PROBLEM TO SOLVE | Say how many lines include the word "Ростовской". Reply with nothing but the number.
____________________
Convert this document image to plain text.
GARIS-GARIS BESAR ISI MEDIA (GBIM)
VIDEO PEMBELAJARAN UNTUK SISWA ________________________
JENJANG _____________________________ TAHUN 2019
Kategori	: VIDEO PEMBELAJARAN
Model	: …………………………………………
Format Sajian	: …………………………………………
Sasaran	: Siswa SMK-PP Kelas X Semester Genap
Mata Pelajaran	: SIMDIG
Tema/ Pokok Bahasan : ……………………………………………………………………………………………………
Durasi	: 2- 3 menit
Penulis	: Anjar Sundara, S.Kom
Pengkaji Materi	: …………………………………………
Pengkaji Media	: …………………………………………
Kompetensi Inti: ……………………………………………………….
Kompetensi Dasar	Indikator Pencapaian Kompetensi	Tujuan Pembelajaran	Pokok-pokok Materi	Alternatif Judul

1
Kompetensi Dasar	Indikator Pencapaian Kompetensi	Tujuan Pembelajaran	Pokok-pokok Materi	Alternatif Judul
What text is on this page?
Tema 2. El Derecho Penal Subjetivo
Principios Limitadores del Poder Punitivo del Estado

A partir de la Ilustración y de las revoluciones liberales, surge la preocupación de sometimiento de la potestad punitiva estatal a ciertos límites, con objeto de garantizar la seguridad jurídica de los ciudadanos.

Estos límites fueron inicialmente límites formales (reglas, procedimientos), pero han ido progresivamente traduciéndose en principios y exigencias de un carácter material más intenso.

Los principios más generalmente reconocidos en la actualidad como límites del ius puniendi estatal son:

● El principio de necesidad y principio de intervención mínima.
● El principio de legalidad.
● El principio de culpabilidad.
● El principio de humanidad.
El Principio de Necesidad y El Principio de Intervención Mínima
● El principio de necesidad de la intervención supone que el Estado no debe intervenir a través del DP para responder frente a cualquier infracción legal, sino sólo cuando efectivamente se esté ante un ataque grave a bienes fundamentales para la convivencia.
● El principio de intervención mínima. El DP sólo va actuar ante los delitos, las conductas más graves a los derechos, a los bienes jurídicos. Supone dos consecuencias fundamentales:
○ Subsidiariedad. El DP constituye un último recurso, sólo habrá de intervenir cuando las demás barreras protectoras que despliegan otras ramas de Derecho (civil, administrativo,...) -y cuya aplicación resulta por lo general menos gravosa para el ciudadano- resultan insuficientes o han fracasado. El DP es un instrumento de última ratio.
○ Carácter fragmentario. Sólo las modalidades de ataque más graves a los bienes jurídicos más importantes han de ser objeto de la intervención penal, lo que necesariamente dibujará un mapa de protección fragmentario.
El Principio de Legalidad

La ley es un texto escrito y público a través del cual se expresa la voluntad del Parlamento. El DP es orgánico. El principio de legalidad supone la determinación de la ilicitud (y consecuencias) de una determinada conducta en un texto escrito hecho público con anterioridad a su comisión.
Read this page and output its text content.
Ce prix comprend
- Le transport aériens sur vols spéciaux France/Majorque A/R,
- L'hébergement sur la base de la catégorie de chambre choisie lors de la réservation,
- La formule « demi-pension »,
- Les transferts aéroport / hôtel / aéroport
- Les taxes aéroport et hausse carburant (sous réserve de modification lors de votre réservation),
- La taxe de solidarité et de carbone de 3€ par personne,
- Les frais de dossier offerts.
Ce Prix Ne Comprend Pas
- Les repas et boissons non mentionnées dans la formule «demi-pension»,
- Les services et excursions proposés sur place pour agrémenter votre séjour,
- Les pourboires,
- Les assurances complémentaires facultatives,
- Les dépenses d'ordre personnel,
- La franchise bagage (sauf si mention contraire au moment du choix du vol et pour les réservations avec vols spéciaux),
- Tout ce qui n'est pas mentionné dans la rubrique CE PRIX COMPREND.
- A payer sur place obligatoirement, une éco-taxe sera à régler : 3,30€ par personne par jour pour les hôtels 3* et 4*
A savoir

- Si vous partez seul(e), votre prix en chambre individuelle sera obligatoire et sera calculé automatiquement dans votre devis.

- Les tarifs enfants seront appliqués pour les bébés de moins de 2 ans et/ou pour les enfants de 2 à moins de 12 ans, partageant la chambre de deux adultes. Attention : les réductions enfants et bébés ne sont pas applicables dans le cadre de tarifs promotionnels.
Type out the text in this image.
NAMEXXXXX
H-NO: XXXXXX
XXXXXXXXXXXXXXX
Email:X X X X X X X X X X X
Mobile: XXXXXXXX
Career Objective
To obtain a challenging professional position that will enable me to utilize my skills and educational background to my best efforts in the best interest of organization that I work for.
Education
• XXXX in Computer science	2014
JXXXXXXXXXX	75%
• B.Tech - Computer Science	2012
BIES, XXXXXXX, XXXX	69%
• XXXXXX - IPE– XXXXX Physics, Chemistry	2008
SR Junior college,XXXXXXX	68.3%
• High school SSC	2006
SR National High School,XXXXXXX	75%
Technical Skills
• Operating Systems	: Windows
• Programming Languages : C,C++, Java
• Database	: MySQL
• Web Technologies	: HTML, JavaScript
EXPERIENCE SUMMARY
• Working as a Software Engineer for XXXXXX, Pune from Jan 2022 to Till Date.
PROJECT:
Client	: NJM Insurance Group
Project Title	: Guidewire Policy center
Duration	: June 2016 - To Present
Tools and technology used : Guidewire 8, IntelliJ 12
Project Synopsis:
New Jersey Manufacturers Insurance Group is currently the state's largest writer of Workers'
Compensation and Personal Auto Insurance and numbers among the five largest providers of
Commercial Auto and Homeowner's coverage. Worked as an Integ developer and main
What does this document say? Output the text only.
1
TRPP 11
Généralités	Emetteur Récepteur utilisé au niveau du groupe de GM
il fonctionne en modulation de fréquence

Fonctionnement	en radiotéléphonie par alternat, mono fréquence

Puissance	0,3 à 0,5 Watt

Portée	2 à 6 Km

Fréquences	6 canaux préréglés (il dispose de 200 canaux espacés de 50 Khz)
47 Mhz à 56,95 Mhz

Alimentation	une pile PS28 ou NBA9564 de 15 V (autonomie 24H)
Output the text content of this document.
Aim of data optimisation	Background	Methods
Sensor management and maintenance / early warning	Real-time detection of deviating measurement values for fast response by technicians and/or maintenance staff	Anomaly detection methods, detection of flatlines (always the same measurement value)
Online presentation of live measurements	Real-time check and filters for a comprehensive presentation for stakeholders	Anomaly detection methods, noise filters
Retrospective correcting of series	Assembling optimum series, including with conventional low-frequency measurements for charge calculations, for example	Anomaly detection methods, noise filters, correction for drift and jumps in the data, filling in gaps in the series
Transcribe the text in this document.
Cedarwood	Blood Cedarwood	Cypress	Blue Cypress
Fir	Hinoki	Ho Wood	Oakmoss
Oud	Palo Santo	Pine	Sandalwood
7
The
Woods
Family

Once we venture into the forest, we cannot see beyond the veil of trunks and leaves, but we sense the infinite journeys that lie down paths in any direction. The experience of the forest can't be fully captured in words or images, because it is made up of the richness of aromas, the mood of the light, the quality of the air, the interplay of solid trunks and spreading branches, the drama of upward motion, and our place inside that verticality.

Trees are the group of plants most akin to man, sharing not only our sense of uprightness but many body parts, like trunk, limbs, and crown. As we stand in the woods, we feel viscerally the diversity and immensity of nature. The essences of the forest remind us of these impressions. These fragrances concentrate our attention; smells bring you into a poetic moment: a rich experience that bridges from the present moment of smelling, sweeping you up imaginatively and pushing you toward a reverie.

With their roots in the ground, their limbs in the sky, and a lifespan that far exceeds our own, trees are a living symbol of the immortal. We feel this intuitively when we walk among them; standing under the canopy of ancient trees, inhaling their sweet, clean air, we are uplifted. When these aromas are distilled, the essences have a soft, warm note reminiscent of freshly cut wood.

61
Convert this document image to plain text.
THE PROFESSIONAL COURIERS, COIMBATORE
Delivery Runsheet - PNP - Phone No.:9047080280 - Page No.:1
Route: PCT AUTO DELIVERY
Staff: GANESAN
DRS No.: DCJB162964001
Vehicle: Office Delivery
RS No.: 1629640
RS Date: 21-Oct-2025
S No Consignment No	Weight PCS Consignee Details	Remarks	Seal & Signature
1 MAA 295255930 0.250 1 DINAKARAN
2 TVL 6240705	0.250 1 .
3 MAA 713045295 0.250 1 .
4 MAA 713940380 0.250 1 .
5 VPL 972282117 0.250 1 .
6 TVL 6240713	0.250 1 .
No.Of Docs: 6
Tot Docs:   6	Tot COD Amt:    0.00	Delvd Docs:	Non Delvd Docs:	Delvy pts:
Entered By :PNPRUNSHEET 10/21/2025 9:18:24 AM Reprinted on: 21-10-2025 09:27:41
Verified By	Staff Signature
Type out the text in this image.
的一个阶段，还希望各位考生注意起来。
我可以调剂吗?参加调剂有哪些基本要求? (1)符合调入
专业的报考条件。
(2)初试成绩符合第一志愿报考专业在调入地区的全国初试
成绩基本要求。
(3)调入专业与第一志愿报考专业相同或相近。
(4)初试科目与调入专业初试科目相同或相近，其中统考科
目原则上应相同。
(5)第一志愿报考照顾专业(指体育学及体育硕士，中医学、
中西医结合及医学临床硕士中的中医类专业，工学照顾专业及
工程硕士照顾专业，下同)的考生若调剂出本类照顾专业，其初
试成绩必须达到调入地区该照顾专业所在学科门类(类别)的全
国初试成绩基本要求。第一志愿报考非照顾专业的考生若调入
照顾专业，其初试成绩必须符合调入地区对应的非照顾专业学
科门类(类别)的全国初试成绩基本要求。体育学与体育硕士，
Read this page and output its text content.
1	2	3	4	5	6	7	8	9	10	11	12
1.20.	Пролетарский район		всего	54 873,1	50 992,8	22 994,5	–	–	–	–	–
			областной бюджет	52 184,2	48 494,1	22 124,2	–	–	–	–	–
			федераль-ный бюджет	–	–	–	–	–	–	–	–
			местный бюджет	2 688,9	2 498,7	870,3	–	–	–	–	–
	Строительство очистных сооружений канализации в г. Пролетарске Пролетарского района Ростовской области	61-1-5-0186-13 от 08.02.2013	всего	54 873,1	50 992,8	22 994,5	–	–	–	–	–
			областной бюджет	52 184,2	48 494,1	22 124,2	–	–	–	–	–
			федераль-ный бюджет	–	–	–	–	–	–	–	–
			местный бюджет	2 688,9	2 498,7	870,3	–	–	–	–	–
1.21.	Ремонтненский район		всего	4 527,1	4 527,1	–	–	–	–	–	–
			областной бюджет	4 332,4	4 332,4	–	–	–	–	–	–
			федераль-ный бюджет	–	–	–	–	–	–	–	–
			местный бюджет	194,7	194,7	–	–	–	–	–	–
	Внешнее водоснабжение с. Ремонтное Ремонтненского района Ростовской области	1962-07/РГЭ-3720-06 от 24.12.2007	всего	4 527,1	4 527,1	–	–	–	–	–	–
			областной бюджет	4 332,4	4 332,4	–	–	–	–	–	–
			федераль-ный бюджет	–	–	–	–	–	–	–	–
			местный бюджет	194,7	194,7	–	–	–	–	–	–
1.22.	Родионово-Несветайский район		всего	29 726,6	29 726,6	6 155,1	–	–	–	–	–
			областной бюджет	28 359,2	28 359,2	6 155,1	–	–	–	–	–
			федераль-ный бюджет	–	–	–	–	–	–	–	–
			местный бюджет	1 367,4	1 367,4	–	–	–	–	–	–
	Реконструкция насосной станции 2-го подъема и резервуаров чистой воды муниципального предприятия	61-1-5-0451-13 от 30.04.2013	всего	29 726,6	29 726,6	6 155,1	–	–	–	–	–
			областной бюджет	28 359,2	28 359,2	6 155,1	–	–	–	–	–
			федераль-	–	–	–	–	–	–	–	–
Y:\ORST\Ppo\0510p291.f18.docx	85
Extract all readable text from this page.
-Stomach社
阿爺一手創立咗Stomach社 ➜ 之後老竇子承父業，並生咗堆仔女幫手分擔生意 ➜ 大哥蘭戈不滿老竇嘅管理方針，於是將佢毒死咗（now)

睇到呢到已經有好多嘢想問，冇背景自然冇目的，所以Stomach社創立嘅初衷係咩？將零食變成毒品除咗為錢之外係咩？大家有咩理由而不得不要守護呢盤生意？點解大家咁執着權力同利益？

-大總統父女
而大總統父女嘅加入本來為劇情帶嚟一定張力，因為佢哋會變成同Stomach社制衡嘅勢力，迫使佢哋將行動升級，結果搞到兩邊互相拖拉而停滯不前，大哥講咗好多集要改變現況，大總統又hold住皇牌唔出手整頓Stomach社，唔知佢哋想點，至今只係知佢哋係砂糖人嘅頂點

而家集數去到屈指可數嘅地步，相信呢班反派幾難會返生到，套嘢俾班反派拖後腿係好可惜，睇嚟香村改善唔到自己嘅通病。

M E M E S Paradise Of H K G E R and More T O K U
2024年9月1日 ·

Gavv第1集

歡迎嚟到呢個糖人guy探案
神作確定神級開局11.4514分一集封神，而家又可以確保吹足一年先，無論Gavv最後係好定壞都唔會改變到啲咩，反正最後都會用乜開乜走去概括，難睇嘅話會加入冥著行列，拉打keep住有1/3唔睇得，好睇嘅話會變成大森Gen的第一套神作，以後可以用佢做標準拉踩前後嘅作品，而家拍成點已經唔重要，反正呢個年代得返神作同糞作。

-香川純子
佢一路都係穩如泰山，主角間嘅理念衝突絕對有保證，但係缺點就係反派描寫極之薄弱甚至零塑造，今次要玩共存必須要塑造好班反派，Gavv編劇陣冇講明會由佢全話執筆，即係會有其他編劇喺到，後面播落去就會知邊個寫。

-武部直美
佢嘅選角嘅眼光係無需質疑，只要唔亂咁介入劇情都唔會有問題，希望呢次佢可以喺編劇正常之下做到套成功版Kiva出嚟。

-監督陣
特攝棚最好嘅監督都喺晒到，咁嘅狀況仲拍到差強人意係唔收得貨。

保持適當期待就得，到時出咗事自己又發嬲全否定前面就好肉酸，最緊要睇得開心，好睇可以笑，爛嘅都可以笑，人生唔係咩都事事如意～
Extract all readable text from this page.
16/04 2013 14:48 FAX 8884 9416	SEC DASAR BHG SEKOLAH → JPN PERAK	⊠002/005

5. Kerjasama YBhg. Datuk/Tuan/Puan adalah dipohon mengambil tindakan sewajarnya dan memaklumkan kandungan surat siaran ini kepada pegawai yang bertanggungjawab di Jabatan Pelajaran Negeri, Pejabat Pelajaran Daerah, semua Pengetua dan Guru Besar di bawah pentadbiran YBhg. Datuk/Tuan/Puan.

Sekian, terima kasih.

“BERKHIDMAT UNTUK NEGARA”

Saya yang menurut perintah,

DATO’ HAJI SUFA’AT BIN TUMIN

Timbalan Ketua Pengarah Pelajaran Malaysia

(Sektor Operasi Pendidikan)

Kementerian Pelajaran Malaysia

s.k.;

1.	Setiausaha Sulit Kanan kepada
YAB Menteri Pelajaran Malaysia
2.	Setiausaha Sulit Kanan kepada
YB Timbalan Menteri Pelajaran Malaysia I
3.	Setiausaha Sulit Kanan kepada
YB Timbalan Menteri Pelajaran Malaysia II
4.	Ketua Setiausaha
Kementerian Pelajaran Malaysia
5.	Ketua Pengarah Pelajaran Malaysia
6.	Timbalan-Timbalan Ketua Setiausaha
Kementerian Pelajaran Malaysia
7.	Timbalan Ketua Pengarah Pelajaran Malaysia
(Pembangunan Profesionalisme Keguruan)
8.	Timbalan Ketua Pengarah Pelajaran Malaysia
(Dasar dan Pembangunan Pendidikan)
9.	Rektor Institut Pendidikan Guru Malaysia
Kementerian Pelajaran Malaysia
____________________
EXERCISE RESPONSE | 2